▶ [The task]
Reproduce each line that includes the word "median".

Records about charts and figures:
#####

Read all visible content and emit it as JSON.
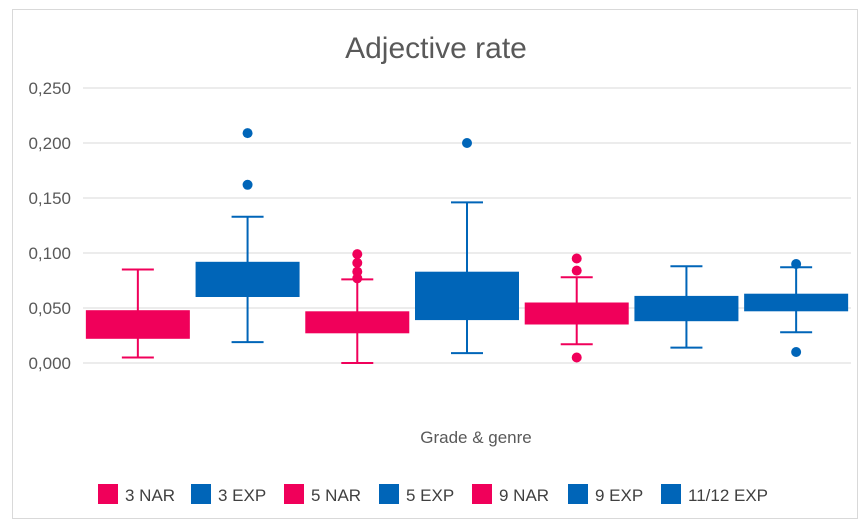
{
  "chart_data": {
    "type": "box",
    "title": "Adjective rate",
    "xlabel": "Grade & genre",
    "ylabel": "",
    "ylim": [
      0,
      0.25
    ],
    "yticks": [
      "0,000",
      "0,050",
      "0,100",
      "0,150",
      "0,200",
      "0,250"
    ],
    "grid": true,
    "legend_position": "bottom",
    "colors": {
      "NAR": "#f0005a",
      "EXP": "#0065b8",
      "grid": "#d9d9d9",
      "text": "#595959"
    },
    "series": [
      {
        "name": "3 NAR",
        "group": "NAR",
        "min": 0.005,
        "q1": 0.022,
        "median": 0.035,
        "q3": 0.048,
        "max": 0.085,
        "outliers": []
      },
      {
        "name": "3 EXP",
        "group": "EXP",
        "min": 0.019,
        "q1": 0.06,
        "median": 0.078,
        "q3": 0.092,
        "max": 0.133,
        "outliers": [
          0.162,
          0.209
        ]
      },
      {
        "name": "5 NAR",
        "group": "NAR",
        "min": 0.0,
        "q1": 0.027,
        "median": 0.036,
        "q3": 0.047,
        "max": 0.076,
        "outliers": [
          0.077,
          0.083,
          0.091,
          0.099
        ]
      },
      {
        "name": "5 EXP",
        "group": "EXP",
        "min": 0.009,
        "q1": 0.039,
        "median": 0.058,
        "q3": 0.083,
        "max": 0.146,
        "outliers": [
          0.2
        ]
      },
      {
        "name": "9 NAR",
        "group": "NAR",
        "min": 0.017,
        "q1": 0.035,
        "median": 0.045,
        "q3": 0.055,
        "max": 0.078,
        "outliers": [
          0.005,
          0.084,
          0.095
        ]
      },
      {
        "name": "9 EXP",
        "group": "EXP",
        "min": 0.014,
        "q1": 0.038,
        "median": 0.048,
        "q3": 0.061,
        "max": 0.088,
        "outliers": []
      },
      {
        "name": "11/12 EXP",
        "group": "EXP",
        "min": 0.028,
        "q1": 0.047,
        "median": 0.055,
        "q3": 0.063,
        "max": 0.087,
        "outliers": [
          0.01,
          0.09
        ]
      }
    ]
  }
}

#####

▶ [Solution below]
        "median": 0.035,
        "median": 0.078,
        "median": 0.036,
        "median": 0.058,
        "median": 0.045,
        "median": 0.048,
        "median": 0.055,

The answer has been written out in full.